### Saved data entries

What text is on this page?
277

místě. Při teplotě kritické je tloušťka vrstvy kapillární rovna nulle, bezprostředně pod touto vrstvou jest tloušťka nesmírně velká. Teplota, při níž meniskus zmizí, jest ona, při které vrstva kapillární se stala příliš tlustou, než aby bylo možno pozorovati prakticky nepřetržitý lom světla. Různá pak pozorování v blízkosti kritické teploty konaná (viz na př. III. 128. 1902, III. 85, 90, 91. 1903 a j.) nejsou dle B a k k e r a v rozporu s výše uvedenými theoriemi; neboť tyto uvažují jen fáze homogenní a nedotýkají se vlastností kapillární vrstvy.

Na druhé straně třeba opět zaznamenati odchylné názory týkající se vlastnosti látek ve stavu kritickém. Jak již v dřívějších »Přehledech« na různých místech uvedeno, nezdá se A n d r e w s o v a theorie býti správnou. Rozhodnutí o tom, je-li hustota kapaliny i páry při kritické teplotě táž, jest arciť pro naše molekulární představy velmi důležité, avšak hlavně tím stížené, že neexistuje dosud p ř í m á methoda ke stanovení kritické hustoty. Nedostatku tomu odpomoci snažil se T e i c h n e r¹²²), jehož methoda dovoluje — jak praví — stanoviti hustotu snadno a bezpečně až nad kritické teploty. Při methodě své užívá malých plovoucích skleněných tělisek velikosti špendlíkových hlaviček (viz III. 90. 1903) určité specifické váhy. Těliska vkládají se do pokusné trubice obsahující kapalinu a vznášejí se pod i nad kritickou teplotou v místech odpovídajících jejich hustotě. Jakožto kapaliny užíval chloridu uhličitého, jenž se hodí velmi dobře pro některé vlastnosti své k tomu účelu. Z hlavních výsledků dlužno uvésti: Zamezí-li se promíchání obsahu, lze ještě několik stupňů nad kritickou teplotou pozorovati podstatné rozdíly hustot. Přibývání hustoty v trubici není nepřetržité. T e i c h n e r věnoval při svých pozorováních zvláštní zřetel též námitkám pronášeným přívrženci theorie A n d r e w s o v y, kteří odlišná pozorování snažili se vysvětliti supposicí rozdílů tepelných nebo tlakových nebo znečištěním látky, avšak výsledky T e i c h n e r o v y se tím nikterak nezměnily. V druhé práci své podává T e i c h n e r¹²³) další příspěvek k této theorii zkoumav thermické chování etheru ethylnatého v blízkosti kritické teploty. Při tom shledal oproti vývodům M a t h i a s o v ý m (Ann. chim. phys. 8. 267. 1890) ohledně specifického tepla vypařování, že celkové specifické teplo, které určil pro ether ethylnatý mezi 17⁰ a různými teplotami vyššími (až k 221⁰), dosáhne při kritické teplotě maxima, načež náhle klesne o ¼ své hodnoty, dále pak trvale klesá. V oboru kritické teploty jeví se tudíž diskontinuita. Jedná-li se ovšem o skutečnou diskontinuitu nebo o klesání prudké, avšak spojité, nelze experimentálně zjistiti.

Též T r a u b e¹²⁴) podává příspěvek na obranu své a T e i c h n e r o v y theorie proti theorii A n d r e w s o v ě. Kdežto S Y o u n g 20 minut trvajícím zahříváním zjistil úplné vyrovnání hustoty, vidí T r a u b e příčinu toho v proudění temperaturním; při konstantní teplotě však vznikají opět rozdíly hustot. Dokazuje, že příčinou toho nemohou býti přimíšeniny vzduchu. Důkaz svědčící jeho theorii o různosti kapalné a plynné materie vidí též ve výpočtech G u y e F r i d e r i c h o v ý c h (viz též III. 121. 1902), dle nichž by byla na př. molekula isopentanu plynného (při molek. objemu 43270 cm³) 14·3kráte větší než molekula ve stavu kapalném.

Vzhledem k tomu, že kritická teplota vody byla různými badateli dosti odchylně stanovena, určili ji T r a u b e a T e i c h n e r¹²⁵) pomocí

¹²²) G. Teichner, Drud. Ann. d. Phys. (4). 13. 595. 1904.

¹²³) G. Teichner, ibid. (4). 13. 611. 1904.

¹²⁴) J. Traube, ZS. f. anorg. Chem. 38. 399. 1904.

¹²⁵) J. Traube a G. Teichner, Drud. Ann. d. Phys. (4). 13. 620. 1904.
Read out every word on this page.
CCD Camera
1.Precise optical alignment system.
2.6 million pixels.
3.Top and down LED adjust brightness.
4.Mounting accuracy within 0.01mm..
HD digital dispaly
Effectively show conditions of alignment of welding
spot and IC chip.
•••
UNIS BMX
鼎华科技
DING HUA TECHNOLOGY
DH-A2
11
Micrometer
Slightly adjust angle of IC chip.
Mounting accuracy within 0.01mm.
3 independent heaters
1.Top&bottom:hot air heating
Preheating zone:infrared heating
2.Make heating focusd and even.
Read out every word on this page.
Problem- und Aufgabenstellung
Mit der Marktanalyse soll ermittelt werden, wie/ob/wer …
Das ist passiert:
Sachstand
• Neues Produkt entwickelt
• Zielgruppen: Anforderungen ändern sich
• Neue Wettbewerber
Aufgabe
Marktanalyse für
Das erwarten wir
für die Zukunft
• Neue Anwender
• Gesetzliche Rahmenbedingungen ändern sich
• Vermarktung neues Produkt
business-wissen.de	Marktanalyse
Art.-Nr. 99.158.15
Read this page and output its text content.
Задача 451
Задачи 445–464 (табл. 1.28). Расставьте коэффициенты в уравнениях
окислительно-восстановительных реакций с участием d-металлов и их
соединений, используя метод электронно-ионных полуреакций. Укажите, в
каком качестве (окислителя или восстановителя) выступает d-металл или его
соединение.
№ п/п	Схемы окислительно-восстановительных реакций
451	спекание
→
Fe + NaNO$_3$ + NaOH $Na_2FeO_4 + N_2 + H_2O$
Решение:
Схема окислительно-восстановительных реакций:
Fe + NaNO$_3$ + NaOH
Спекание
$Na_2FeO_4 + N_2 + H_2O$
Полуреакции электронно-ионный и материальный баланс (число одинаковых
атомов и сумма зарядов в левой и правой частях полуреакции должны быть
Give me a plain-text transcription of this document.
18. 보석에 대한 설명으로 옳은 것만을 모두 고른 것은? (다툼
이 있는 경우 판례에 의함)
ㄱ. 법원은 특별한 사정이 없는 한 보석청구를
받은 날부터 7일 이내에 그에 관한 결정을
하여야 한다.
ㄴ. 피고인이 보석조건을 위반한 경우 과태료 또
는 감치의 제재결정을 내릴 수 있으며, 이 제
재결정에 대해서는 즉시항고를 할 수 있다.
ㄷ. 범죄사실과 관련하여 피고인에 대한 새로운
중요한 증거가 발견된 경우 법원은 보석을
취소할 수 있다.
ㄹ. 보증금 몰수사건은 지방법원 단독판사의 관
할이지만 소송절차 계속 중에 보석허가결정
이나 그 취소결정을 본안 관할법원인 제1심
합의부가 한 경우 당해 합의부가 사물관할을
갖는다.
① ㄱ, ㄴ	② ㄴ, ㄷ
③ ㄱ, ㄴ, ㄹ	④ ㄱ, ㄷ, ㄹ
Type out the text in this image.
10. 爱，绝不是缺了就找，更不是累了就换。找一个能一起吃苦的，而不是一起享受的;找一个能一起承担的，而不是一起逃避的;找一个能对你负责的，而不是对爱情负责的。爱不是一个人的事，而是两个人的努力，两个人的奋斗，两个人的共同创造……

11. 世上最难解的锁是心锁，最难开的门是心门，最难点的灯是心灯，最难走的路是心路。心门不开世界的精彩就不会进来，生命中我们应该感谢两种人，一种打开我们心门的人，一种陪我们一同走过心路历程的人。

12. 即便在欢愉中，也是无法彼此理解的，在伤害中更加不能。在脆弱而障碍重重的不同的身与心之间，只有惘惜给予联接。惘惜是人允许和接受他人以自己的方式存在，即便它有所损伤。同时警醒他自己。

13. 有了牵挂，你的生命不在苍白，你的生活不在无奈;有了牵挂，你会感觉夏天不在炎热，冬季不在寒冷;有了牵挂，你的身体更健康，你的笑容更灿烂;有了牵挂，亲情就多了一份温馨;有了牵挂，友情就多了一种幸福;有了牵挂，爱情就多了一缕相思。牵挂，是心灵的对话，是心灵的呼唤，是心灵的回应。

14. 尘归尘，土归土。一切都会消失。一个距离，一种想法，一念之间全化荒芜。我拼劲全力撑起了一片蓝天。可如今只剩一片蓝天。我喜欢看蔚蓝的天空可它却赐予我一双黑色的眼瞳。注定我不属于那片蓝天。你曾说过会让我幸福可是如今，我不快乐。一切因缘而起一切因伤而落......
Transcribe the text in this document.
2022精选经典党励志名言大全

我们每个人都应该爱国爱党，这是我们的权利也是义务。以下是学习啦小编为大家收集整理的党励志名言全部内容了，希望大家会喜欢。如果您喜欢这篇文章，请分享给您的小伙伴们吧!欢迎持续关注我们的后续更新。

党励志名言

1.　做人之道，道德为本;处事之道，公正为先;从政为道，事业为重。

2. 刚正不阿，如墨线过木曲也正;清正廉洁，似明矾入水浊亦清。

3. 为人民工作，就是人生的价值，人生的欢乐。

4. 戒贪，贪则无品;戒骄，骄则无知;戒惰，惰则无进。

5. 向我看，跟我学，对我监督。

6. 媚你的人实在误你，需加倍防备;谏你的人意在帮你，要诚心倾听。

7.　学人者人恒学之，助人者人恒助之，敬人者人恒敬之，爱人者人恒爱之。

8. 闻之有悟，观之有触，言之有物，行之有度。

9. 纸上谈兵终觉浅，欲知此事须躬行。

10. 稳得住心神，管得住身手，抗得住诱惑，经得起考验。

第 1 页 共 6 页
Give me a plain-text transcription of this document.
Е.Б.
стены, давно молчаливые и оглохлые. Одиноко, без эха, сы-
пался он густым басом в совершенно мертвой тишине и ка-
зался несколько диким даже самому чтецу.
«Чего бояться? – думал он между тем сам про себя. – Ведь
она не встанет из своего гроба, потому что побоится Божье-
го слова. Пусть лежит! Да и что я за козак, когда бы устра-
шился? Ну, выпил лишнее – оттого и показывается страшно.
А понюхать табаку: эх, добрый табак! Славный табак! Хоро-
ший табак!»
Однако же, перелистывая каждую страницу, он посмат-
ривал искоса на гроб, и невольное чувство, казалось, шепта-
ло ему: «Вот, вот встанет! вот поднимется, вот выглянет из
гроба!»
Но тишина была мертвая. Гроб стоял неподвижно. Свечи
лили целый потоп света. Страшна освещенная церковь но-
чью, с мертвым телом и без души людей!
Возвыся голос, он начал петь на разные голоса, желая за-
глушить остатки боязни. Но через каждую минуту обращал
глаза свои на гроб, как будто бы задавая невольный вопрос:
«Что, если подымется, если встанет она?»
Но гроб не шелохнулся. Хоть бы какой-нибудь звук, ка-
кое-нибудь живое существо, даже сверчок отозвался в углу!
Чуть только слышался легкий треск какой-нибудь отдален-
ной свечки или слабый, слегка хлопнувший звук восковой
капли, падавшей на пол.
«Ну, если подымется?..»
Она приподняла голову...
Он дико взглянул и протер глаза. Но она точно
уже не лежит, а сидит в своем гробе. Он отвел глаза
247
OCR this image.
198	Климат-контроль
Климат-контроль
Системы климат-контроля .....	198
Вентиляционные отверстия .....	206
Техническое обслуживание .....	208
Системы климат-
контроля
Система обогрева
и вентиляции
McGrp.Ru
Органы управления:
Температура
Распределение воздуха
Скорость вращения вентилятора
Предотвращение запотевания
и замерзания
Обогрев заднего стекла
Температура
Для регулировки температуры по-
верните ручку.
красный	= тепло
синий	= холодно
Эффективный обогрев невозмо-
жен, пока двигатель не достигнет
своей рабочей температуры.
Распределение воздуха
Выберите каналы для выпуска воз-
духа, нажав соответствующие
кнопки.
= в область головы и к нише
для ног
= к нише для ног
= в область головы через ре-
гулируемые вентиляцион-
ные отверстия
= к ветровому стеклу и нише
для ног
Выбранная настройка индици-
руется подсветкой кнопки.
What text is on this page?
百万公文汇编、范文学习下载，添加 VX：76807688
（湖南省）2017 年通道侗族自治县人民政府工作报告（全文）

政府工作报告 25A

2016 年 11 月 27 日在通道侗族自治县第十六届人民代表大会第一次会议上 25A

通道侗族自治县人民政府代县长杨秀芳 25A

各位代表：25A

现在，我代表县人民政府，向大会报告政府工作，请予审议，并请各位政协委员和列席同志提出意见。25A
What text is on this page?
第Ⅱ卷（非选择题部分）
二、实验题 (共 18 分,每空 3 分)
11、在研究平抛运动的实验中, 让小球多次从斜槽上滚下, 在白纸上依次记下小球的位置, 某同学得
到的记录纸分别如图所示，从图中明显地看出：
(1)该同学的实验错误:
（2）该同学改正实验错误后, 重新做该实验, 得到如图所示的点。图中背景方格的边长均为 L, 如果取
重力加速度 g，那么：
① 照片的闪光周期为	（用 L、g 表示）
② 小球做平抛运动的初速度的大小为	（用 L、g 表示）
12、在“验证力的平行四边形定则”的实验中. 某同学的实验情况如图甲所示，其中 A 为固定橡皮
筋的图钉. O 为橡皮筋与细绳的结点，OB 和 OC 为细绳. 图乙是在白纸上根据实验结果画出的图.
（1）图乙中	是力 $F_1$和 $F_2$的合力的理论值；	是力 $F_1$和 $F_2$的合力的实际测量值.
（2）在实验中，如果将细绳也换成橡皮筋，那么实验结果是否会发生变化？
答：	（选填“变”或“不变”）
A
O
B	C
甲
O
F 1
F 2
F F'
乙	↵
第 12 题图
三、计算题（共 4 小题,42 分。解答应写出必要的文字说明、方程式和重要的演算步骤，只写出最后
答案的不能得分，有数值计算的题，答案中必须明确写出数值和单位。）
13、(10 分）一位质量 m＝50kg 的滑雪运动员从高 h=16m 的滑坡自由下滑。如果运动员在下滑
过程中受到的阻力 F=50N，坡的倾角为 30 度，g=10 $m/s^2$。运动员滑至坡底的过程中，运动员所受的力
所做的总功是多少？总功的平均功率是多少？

### TASK TO COMPLETE
Filter the records for lines holding the string "NaOH". Copy each one.

### ANSWER TO THIS PROBLEM
Fe + NaNO$_3$ + NaOH $Na_2FeO_4 + N_2 + H_2O$
Fe + NaNO$_3$ + NaOH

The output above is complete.